[Start of Material provided]

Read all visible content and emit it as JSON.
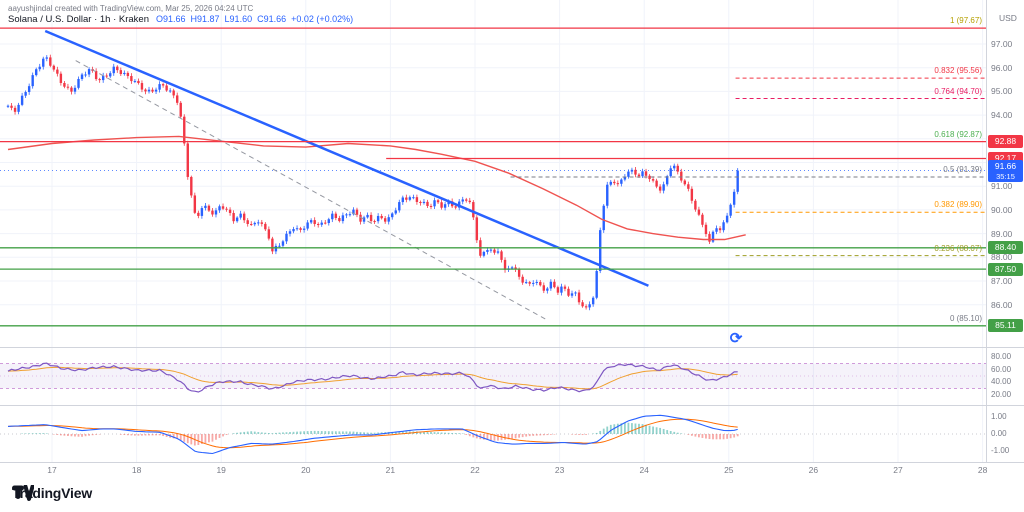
{
  "attribution": "aayushjindal created with TradingView.com, Mar 25, 2026 04:24 UTC",
  "legend": {
    "title": "Solana / U.S. Dollar · 1h · Kraken",
    "values": [
      "O91.66",
      "H91.87",
      "L91.60",
      "C91.66",
      "+0.02 (+0.02%)"
    ]
  },
  "price_axis": {
    "currency": "USD",
    "ticks": [
      "97.00",
      "96.00",
      "95.00",
      "94.00",
      "93.00",
      "92.00",
      "91.00",
      "90.00",
      "89.00",
      "88.00",
      "87.00",
      "86.00"
    ],
    "badges": [
      {
        "text": "92.88",
        "price": 92.88,
        "color": "#f23645"
      },
      {
        "text": "92.17",
        "price": 92.17,
        "color": "#f23645"
      },
      {
        "text": "91.66",
        "sub": "35:15",
        "price": 91.66,
        "color": "#2962ff"
      },
      {
        "text": "88.40",
        "price": 88.4,
        "color": "#43a047"
      },
      {
        "text": "87.50",
        "price": 87.5,
        "color": "#43a047"
      },
      {
        "text": "85.11",
        "price": 85.11,
        "color": "#43a047"
      }
    ]
  },
  "time_axis": {
    "labels": [
      "17",
      "18",
      "19",
      "20",
      "21",
      "22",
      "23",
      "24",
      "25",
      "26",
      "27",
      "28"
    ]
  },
  "icons": {
    "sync": "⟳"
  },
  "logo": {
    "text": "TradingView"
  },
  "chart_data": {
    "type": "candlestick",
    "title": "Solana / U.S. Dollar · 1h · Kraken",
    "interval": "1h",
    "exchange": "Kraken",
    "last_candle": {
      "open": 91.66,
      "high": 91.87,
      "low": 91.6,
      "close": 91.66,
      "change": "+0.02 (+0.02%)"
    },
    "up_color": "#2962ff",
    "down_color": "#f23645",
    "ylim": [
      84.3,
      98.1
    ],
    "price_ticks": [
      97,
      96,
      95,
      94,
      93,
      92,
      91,
      90,
      89,
      88,
      87,
      86
    ],
    "day_ticks": [
      17,
      18,
      19,
      20,
      21,
      22,
      23,
      24,
      25,
      26,
      27,
      28
    ],
    "price_path": [
      [
        16.48,
        94.35
      ],
      [
        16.55,
        94.05
      ],
      [
        16.62,
        94.55
      ],
      [
        16.7,
        95.1
      ],
      [
        16.8,
        95.9
      ],
      [
        16.92,
        96.45
      ],
      [
        17.0,
        96.0
      ],
      [
        17.1,
        95.4
      ],
      [
        17.22,
        95.0
      ],
      [
        17.35,
        95.7
      ],
      [
        17.45,
        95.9
      ],
      [
        17.55,
        95.4
      ],
      [
        17.65,
        95.7
      ],
      [
        17.74,
        96.05
      ],
      [
        17.85,
        95.75
      ],
      [
        17.95,
        95.45
      ],
      [
        18.05,
        95.15
      ],
      [
        18.12,
        94.95
      ],
      [
        18.2,
        95.1
      ],
      [
        18.3,
        95.35
      ],
      [
        18.4,
        94.95
      ],
      [
        18.5,
        94.45
      ],
      [
        18.56,
        92.8
      ],
      [
        18.61,
        91.3
      ],
      [
        18.66,
        90.4
      ],
      [
        18.7,
        89.6
      ],
      [
        18.78,
        90.25
      ],
      [
        18.85,
        90.0
      ],
      [
        18.92,
        89.8
      ],
      [
        19.0,
        90.15
      ],
      [
        19.08,
        89.9
      ],
      [
        19.15,
        89.6
      ],
      [
        19.22,
        89.85
      ],
      [
        19.3,
        89.55
      ],
      [
        19.36,
        89.3
      ],
      [
        19.43,
        89.55
      ],
      [
        19.5,
        89.2
      ],
      [
        19.56,
        88.9
      ],
      [
        19.6,
        88.2
      ],
      [
        19.66,
        88.5
      ],
      [
        19.73,
        88.75
      ],
      [
        19.8,
        89.1
      ],
      [
        19.84,
        89.3
      ],
      [
        19.92,
        89.05
      ],
      [
        20.0,
        89.3
      ],
      [
        20.08,
        89.55
      ],
      [
        20.16,
        89.35
      ],
      [
        20.24,
        89.6
      ],
      [
        20.32,
        89.8
      ],
      [
        20.4,
        89.55
      ],
      [
        20.48,
        89.75
      ],
      [
        20.56,
        89.95
      ],
      [
        20.64,
        89.6
      ],
      [
        20.72,
        89.8
      ],
      [
        20.8,
        89.55
      ],
      [
        20.88,
        89.7
      ],
      [
        20.96,
        89.45
      ],
      [
        21.04,
        89.9
      ],
      [
        21.14,
        90.5
      ],
      [
        21.22,
        90.6
      ],
      [
        21.3,
        90.45
      ],
      [
        21.38,
        90.25
      ],
      [
        21.46,
        90.1
      ],
      [
        21.54,
        90.35
      ],
      [
        21.62,
        90.15
      ],
      [
        21.7,
        90.4
      ],
      [
        21.78,
        90.1
      ],
      [
        21.85,
        90.5
      ],
      [
        21.93,
        90.3
      ],
      [
        22.0,
        89.4
      ],
      [
        22.05,
        87.9
      ],
      [
        22.1,
        88.2
      ],
      [
        22.16,
        88.5
      ],
      [
        22.22,
        88.15
      ],
      [
        22.28,
        88.4
      ],
      [
        22.35,
        87.35
      ],
      [
        22.42,
        87.65
      ],
      [
        22.49,
        87.3
      ],
      [
        22.56,
        87.0
      ],
      [
        22.63,
        86.85
      ],
      [
        22.7,
        87.1
      ],
      [
        22.77,
        86.8
      ],
      [
        22.84,
        86.6
      ],
      [
        22.91,
        86.9
      ],
      [
        22.98,
        86.5
      ],
      [
        23.05,
        86.75
      ],
      [
        23.12,
        86.4
      ],
      [
        23.19,
        86.55
      ],
      [
        23.26,
        86.0
      ],
      [
        23.3,
        85.75
      ],
      [
        23.36,
        86.1
      ],
      [
        23.42,
        86.35
      ],
      [
        23.47,
        88.9
      ],
      [
        23.51,
        89.9
      ],
      [
        23.55,
        90.9
      ],
      [
        23.6,
        91.2
      ],
      [
        23.63,
        91.35
      ],
      [
        23.68,
        91.05
      ],
      [
        23.73,
        91.3
      ],
      [
        23.78,
        91.55
      ],
      [
        23.83,
        91.6
      ],
      [
        23.88,
        91.6
      ],
      [
        23.93,
        91.35
      ],
      [
        23.98,
        91.5
      ],
      [
        24.04,
        91.45
      ],
      [
        24.1,
        91.2
      ],
      [
        24.16,
        91.0
      ],
      [
        24.21,
        90.9
      ],
      [
        24.26,
        91.3
      ],
      [
        24.3,
        91.7
      ],
      [
        24.33,
        92.0
      ],
      [
        24.38,
        91.6
      ],
      [
        24.43,
        91.3
      ],
      [
        24.48,
        91.05
      ],
      [
        24.52,
        90.8
      ],
      [
        24.58,
        90.3
      ],
      [
        24.63,
        89.9
      ],
      [
        24.68,
        89.5
      ],
      [
        24.73,
        89.1
      ],
      [
        24.77,
        88.6
      ],
      [
        24.82,
        89.1
      ],
      [
        24.85,
        89.3
      ],
      [
        24.9,
        89.05
      ],
      [
        24.95,
        89.45
      ],
      [
        24.99,
        89.9
      ],
      [
        25.04,
        90.4
      ],
      [
        25.08,
        90.9
      ],
      [
        25.13,
        91.66
      ]
    ],
    "ma": {
      "color": "#ef5350",
      "points": [
        [
          16.48,
          92.55
        ],
        [
          17.0,
          92.8
        ],
        [
          17.5,
          92.95
        ],
        [
          18.0,
          93.05
        ],
        [
          18.5,
          93.1
        ],
        [
          19.0,
          92.9
        ],
        [
          19.5,
          92.7
        ],
        [
          20.0,
          92.65
        ],
        [
          20.5,
          92.8
        ],
        [
          21.0,
          92.7
        ],
        [
          21.3,
          92.55
        ],
        [
          21.6,
          92.35
        ],
        [
          22.0,
          92.05
        ],
        [
          22.4,
          91.55
        ],
        [
          22.8,
          90.9
        ],
        [
          23.2,
          90.2
        ],
        [
          23.5,
          89.6
        ],
        [
          23.8,
          89.2
        ],
        [
          24.1,
          89.0
        ],
        [
          24.4,
          88.85
        ],
        [
          24.7,
          88.75
        ],
        [
          24.95,
          88.75
        ],
        [
          25.2,
          88.95
        ]
      ]
    },
    "trendlines": [
      {
        "name": "downtrend-line",
        "from": [
          16.92,
          97.55
        ],
        "to": [
          24.05,
          86.8
        ],
        "color": "#2962ff",
        "width": 2.5,
        "style": "solid"
      },
      {
        "name": "inner-trendline",
        "from": [
          17.28,
          96.3
        ],
        "to": [
          22.83,
          85.4
        ],
        "color": "#9598a1",
        "width": 1,
        "style": "dashed"
      }
    ],
    "levels": [
      {
        "price": 97.67,
        "color": "#f23645",
        "from": null
      },
      {
        "price": 92.88,
        "color": "#f23645",
        "from": null
      },
      {
        "price": 92.17,
        "color": "#f23645",
        "from": 20.95
      },
      {
        "price": 88.4,
        "color": "#43a047",
        "from": null
      },
      {
        "price": 87.5,
        "color": "#43a047",
        "from": null
      },
      {
        "price": 85.11,
        "color": "#43a047",
        "from": null
      }
    ],
    "last_price_line": {
      "price": 91.66,
      "color": "#2962ff"
    },
    "fib_retracement": {
      "high": 97.67,
      "low": 85.1,
      "levels": [
        {
          "label": "1 (97.67)",
          "price": 97.67,
          "color": "#b5a000",
          "line": false,
          "from": 25.08
        },
        {
          "label": "0.832 (95.56)",
          "price": 95.56,
          "color": "#f23645",
          "line": true,
          "from": 25.08
        },
        {
          "label": "0.764 (94.70)",
          "price": 94.7,
          "color": "#e91e63",
          "line": true,
          "from": 25.08
        },
        {
          "label": "0.618 (92.87)",
          "price": 92.87,
          "color": "#4caf50",
          "line": false,
          "from": 25.08
        },
        {
          "label": "0.5 (91.39)",
          "price": 91.39,
          "color": "#787b86",
          "line": true,
          "from": 22.42
        },
        {
          "label": "0.382 (89.90)",
          "price": 89.9,
          "color": "#ff9800",
          "line": true,
          "from": 25.08
        },
        {
          "label": "0.236 (88.07)",
          "price": 88.07,
          "color": "#9e9d24",
          "line": true,
          "from": 25.08
        },
        {
          "label": "0 (85.10)",
          "price": 85.1,
          "color": "#787b86",
          "line": false,
          "from": 25.08
        }
      ]
    },
    "indicators": {
      "rsi": {
        "color": "#7e57c2",
        "ma_color": "#f0a030",
        "band": [
          70,
          30
        ],
        "middle": 50,
        "ticks": [
          80,
          60,
          40,
          20
        ],
        "points": [
          [
            16.48,
            57
          ],
          [
            16.7,
            64
          ],
          [
            16.92,
            70
          ],
          [
            17.1,
            62
          ],
          [
            17.35,
            60
          ],
          [
            17.6,
            64
          ],
          [
            17.74,
            66
          ],
          [
            18.0,
            58
          ],
          [
            18.28,
            60
          ],
          [
            18.5,
            42
          ],
          [
            18.62,
            28
          ],
          [
            18.7,
            24
          ],
          [
            18.85,
            34
          ],
          [
            19.0,
            40
          ],
          [
            19.22,
            42
          ],
          [
            19.36,
            36
          ],
          [
            19.6,
            29
          ],
          [
            19.84,
            40
          ],
          [
            20.1,
            44
          ],
          [
            20.32,
            47
          ],
          [
            20.56,
            50
          ],
          [
            20.8,
            46
          ],
          [
            21.04,
            50
          ],
          [
            21.14,
            57
          ],
          [
            21.3,
            52
          ],
          [
            21.54,
            54
          ],
          [
            21.85,
            55
          ],
          [
            22.0,
            40
          ],
          [
            22.05,
            28
          ],
          [
            22.16,
            36
          ],
          [
            22.35,
            29
          ],
          [
            22.49,
            33
          ],
          [
            22.63,
            30
          ],
          [
            22.84,
            27
          ],
          [
            22.98,
            31
          ],
          [
            23.12,
            29
          ],
          [
            23.3,
            26
          ],
          [
            23.42,
            33
          ],
          [
            23.51,
            58
          ],
          [
            23.63,
            67
          ],
          [
            23.78,
            69
          ],
          [
            23.88,
            66
          ],
          [
            24.04,
            64
          ],
          [
            24.16,
            60
          ],
          [
            24.33,
            68
          ],
          [
            24.48,
            60
          ],
          [
            24.63,
            52
          ],
          [
            24.77,
            43
          ],
          [
            24.9,
            45
          ],
          [
            24.99,
            50
          ],
          [
            25.13,
            60
          ]
        ]
      },
      "macd": {
        "macd_color": "#2962ff",
        "signal_color": "#ff6d00",
        "hist_up": "#26a69a",
        "hist_down": "#ef5350",
        "ticks": [
          1,
          0,
          -1
        ],
        "points": [
          [
            16.48,
            0.45
          ],
          [
            16.7,
            0.5
          ],
          [
            16.92,
            0.55
          ],
          [
            17.1,
            0.4
          ],
          [
            17.35,
            0.2
          ],
          [
            17.6,
            0.3
          ],
          [
            17.74,
            0.3
          ],
          [
            18.0,
            0.15
          ],
          [
            18.28,
            0.1
          ],
          [
            18.5,
            -0.3
          ],
          [
            18.7,
            -1.05
          ],
          [
            18.9,
            -1.15
          ],
          [
            19.1,
            -0.8
          ],
          [
            19.36,
            -0.55
          ],
          [
            19.6,
            -0.6
          ],
          [
            19.84,
            -0.45
          ],
          [
            20.1,
            -0.25
          ],
          [
            20.32,
            -0.15
          ],
          [
            20.56,
            -0.05
          ],
          [
            20.8,
            -0.05
          ],
          [
            21.04,
            0.1
          ],
          [
            21.3,
            0.25
          ],
          [
            21.54,
            0.3
          ],
          [
            21.85,
            0.3
          ],
          [
            22.05,
            -0.15
          ],
          [
            22.25,
            -0.5
          ],
          [
            22.45,
            -0.6
          ],
          [
            22.65,
            -0.55
          ],
          [
            22.85,
            -0.55
          ],
          [
            23.05,
            -0.5
          ],
          [
            23.3,
            -0.6
          ],
          [
            23.45,
            -0.45
          ],
          [
            23.6,
            0.2
          ],
          [
            23.8,
            0.75
          ],
          [
            24.0,
            1.05
          ],
          [
            24.2,
            1.1
          ],
          [
            24.33,
            1.0
          ],
          [
            24.5,
            0.85
          ],
          [
            24.65,
            0.6
          ],
          [
            24.8,
            0.35
          ],
          [
            24.95,
            0.2
          ],
          [
            25.05,
            0.2
          ],
          [
            25.13,
            0.3
          ]
        ]
      }
    }
  }
}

[End of Material provided]

• **Set problem**: Set out every line from the material that contains the string "name".

• **Task output**:
        "name": "downtrend-line",
        "name": "inner-trendline",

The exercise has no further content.